— Start Data —

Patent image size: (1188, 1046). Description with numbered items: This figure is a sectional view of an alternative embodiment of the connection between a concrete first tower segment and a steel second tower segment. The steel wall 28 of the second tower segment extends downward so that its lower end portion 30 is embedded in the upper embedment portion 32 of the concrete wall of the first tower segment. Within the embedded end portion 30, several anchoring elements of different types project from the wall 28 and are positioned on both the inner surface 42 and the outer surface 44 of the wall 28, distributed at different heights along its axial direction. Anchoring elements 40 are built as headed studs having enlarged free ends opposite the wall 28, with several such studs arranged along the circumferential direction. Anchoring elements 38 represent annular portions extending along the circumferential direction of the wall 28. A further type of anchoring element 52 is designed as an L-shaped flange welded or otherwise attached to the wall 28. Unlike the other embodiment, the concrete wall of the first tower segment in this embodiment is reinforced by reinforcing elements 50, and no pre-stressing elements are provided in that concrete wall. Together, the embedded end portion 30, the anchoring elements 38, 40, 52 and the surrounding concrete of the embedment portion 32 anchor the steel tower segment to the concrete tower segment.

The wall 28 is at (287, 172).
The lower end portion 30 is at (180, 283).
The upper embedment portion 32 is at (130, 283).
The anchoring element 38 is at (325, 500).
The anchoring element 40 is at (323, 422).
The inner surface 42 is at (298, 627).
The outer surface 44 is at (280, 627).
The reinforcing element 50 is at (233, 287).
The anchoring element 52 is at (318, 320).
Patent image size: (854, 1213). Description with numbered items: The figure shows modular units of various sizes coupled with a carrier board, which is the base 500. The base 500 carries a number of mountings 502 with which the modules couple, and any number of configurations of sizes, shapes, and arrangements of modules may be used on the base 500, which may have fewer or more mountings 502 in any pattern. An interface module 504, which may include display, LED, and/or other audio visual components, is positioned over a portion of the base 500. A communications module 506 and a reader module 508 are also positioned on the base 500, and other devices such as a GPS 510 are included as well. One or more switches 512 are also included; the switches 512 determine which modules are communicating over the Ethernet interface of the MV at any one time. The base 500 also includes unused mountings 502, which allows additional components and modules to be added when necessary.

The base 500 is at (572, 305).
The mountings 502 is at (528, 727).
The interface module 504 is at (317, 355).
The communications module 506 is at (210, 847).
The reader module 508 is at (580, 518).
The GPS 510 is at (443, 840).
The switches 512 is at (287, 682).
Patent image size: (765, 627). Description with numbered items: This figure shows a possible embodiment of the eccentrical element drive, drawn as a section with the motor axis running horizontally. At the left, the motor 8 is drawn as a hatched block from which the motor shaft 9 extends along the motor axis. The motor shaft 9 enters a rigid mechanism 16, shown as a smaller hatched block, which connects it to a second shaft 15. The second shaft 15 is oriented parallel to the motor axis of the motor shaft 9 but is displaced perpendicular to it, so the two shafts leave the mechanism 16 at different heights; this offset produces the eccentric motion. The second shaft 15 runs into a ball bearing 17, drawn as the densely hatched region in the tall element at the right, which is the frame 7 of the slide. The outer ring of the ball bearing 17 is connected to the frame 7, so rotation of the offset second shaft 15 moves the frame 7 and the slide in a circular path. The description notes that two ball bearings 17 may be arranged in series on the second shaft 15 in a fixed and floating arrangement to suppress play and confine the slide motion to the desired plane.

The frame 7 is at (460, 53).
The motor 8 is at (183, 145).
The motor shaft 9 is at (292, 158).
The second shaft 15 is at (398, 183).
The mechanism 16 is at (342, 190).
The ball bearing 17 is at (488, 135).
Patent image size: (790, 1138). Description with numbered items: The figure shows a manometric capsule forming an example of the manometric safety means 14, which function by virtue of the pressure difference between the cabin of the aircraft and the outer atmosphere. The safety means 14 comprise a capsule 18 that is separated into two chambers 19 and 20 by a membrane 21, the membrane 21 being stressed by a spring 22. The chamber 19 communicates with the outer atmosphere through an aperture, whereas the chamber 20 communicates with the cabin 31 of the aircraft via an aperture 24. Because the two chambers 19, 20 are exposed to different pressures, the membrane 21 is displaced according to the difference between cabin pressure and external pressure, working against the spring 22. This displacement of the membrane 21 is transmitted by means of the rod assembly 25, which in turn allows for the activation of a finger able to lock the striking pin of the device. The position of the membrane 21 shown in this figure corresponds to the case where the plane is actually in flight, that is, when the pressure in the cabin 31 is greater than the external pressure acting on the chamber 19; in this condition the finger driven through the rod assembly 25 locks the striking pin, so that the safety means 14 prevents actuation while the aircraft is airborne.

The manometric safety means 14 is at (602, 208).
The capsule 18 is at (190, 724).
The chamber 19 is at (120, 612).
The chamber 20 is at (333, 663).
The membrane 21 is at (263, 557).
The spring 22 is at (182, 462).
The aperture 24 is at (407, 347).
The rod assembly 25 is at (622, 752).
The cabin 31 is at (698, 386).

— End Data —

### Problem to solve
Transcribe every line of the records shown above, leaving each one unchanged.

### Exercise response
Patent image size: (1188, 1046). Description with numbered items: This figure is a sectional view of an alternative embodiment of the connection between a concrete first tower segment and a steel second tower segment. The steel wall 28 of the second tower segment extends downward so that its lower end portion 30 is embedded in the upper embedment portion 32 of the concrete wall of the first tower segment. Within the embedded end portion 30, several anchoring elements of different types project from the wall 28 and are positioned on both the inner surface 42 and the outer surface 44 of the wall 28, distributed at different heights along its axial direction. Anchoring elements 40 are built as headed studs having enlarged free ends opposite the wall 28, with several such studs arranged along the circumferential direction. Anchoring elements 38 represent annular portions extending along the circumferential direction of the wall 28. A further type of anchoring element 52 is designed as an L-shaped flange welded or otherwise attached to the wall 28. Unlike the other embodiment, the concrete wall of the first tower segment in this embodiment is reinforced by reinforcing elements 50, and no pre-stressing elements are provided in that concrete wall. Together, the embedded end portion 30, the anchoring elements 38, 40, 52 and the surrounding concrete of the embedment portion 32 anchor the steel tower segment to the concrete tower segment.

The wall 28 is at (287, 172).
The lower end portion 30 is at (180, 283).
The upper embedment portion 32 is at (130, 283).
The anchoring element 38 is at (325, 500).
The anchoring element 40 is at (323, 422).
The inner surface 42 is at (298, 627).
The outer surface 44 is at (280, 627).
The reinforcing element 50 is at (233, 287).
The anchoring element 52 is at (318, 320).
Patent image size: (854, 1213). Description with numbered items: The figure shows modular units of various sizes coupled with a carrier board, which is the base 500. The base 500 carries a number of mountings 502 with which the modules couple, and any number of configurations of sizes, shapes, and arrangements of modules may be used on the base 500, which may have fewer or more mountings 502 in any pattern. An interface module 504, which may include display, LED, and/or other audio visual components, is positioned over a portion of the base 500. A communications module 506 and a reader module 508 are also positioned on the base 500, and other devices such as a GPS 510 are included as well. One or more switches 512 are also included; the switches 512 determine which modules are communicating over the Ethernet interface of the MV at any one time. The base 500 also includes unused mountings 502, which allows additional components and modules to be added when necessary.

The base 500 is at (572, 305).
The mountings 502 is at (528, 727).
The interface module 504 is at (317, 355).
The communications module 506 is at (210, 847).
The reader module 508 is at (580, 518).
The GPS 510 is at (443, 840).
The switches 512 is at (287, 682).
Patent image size: (765, 627). Description with numbered items: This figure shows a possible embodiment of the eccentrical element drive, drawn as a section with the motor axis running horizontally. At the left, the motor 8 is drawn as a hatched block from which the motor shaft 9 extends along the motor axis. The motor shaft 9 enters a rigid mechanism 16, shown as a smaller hatched block, which connects it to a second shaft 15. The second shaft 15 is oriented parallel to the motor axis of the motor shaft 9 but is displaced perpendicular to it, so the two shafts leave the mechanism 16 at different heights; this offset produces the eccentric motion. The second shaft 15 runs into a ball bearing 17, drawn as the densely hatched region in the tall element at the right, which is the frame 7 of the slide. The outer ring of the ball bearing 17 is connected to the frame 7, so rotation of the offset second shaft 15 moves the frame 7 and the slide in a circular path. The description notes that two ball bearings 17 may be arranged in series on the second shaft 15 in a fixed and floating arrangement to suppress play and confine the slide motion to the desired plane.

The frame 7 is at (460, 53).
The motor 8 is at (183, 145).
The motor shaft 9 is at (292, 158).
The second shaft 15 is at (398, 183).
The mechanism 16 is at (342, 190).
The ball bearing 17 is at (488, 135).
Patent image size: (790, 1138). Description with numbered items: The figure shows a manometric capsule forming an example of the manometric safety means 14, which function by virtue of the pressure difference between the cabin of the aircraft and the outer atmosphere. The safety means 14 comprise a capsule 18 that is separated into two chambers 19 and 20 by a membrane 21, the membrane 21 being stressed by a spring 22. The chamber 19 communicates with the outer atmosphere through an aperture, whereas the chamber 20 communicates with the cabin 31 of the aircraft via an aperture 24. Because the two chambers 19, 20 are exposed to different pressures, the membrane 21 is displaced according to the difference between cabin pressure and external pressure, working against the spring 22. This displacement of the membrane 21 is transmitted by means of the rod assembly 25, which in turn allows for the activation of a finger able to lock the striking pin of the device. The position of the membrane 21 shown in this figure corresponds to the case where the plane is actually in flight, that is, when the pressure in the cabin 31 is greater than the external pressure acting on the chamber 19; in this condition the finger driven through the rod assembly 25 locks the striking pin, so that the safety means 14 prevents actuation while the aircraft is airborne.

The manometric safety means 14 is at (602, 208).
The capsule 18 is at (190, 724).
The chamber 19 is at (120, 612).
The chamber 20 is at (333, 663).
The membrane 21 is at (263, 557).
The spring 22 is at (182, 462).
The aperture 24 is at (407, 347).
The rod assembly 25 is at (622, 752).
The cabin 31 is at (698, 386).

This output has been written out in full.